== Provided entries ==

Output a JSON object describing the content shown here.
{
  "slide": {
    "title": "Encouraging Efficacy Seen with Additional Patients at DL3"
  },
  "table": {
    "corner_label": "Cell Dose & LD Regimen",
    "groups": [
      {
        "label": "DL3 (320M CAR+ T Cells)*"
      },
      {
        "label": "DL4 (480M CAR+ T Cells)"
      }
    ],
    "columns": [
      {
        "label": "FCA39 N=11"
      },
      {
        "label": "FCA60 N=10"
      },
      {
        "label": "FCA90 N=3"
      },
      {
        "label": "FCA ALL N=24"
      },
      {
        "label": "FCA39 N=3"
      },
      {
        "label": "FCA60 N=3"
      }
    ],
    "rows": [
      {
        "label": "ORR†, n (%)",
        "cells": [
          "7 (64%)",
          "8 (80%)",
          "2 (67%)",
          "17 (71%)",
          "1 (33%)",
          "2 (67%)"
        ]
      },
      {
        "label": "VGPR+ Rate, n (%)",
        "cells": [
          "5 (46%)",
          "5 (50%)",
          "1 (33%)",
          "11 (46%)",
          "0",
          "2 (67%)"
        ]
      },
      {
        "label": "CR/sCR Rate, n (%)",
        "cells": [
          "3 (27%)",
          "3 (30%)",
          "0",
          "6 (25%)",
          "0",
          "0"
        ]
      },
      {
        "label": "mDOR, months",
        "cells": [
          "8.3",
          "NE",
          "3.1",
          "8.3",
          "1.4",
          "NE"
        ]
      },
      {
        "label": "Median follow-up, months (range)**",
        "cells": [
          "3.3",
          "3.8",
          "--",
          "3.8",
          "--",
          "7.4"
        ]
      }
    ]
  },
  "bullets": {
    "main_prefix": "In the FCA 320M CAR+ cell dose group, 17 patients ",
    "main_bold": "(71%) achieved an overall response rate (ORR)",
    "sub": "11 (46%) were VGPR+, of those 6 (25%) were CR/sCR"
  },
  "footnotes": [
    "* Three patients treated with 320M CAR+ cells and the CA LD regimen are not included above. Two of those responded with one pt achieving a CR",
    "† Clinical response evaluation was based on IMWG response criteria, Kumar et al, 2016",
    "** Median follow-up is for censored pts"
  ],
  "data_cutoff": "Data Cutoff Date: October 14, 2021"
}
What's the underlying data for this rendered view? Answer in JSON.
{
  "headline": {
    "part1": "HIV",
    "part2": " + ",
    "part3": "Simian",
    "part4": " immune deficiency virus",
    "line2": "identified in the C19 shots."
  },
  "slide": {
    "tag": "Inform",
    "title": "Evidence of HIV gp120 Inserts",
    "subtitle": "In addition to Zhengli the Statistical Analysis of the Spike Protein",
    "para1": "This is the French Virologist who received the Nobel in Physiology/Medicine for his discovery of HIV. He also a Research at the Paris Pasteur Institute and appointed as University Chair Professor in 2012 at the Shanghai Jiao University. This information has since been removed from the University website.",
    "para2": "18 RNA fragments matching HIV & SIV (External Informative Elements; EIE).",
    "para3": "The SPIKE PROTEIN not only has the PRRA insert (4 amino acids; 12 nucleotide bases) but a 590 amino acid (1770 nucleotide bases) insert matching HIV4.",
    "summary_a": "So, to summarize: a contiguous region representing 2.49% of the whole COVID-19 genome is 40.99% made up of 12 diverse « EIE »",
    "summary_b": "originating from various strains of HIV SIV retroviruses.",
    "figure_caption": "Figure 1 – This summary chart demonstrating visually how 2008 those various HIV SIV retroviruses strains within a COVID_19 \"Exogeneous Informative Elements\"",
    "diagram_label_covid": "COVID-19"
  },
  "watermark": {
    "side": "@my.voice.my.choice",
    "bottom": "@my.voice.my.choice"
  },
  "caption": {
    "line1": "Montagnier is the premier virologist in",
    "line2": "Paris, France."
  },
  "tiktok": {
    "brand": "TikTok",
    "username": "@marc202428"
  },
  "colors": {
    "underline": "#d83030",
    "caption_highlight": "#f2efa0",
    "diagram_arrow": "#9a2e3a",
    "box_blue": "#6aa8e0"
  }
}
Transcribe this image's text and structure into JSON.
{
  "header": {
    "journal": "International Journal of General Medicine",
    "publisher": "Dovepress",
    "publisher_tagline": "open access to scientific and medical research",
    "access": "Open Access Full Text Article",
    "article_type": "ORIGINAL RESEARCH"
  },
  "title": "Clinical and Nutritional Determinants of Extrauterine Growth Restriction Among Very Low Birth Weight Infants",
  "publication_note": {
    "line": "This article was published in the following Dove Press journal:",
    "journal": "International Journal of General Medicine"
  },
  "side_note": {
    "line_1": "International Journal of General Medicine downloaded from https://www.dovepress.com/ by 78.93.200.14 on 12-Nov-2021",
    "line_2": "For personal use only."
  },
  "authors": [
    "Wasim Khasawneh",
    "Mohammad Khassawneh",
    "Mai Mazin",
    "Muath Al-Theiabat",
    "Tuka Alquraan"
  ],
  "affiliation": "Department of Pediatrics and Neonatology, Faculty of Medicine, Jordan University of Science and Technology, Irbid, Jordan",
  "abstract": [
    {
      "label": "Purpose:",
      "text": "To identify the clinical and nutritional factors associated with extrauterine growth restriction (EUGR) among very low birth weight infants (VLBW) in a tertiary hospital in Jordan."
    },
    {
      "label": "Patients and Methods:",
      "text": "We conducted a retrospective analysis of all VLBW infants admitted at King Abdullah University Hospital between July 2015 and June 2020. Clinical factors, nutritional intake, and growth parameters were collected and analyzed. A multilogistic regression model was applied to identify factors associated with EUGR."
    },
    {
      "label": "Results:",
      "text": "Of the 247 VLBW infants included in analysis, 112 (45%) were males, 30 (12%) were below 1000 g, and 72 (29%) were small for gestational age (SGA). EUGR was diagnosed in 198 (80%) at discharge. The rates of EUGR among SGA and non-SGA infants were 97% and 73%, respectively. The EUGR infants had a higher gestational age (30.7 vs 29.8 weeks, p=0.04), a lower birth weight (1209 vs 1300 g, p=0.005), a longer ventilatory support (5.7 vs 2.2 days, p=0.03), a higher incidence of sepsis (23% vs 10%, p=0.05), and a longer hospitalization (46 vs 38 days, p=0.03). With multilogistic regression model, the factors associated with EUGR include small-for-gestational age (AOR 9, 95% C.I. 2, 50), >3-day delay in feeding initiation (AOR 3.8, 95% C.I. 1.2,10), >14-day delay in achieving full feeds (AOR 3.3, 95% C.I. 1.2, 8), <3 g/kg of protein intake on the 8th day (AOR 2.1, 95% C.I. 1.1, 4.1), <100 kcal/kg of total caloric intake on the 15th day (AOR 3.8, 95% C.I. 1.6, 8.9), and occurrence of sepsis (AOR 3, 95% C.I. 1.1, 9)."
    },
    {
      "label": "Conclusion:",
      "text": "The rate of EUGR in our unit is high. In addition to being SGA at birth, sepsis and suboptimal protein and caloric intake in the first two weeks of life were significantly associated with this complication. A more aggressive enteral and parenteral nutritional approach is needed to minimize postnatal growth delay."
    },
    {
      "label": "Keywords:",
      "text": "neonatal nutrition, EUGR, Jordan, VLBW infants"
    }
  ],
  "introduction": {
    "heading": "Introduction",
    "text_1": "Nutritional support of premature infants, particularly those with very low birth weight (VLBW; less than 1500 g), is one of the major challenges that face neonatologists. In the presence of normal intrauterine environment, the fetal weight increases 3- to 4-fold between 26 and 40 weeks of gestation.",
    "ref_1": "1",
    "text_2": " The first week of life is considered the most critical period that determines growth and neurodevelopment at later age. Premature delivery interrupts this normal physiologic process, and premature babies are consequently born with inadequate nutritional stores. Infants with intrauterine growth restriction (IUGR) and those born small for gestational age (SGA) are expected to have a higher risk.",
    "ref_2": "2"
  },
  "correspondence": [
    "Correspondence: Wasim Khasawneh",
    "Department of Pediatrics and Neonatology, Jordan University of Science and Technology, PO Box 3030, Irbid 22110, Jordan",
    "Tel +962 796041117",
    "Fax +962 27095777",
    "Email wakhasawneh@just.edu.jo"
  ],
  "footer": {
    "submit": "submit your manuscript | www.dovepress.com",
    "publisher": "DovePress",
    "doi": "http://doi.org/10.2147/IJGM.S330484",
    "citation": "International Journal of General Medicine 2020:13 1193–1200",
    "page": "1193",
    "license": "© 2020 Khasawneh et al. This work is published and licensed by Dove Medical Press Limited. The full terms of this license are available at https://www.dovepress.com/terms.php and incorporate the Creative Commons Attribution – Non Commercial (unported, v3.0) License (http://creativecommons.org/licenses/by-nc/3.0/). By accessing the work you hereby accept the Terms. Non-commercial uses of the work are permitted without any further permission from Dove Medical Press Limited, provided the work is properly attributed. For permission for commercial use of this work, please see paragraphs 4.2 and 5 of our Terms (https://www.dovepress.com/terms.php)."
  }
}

===

→ **Action item**: Copy out each line of the records that holds the string "https".

→ **Expected answer**:
    "line_1": "International Journal of General Medicine downloaded from https://www.dovepress.com/ by 78.93.200.14 on 12-Nov-2021",
    "license": "© 2020 Khasawneh et al. This work is published and licensed by Dove Medical Press Limited. The full terms of this license are available at https://www.dovepress.com/terms.php and incorporate the Creative Commons Attribution – Non Commercial (unported, v3.0) License (http://creativecommons.org/licenses/by-nc/3.0/). By accessing the work you hereby accept the Terms. Non-commercial uses of the work are permitted without any further permission from Dove Medical Press Limited, provided the work is properly attributed. For permission for commercial use of this work, please see paragraphs 4.2 and 5 of our Terms (https://www.dovepress.com/terms.php)."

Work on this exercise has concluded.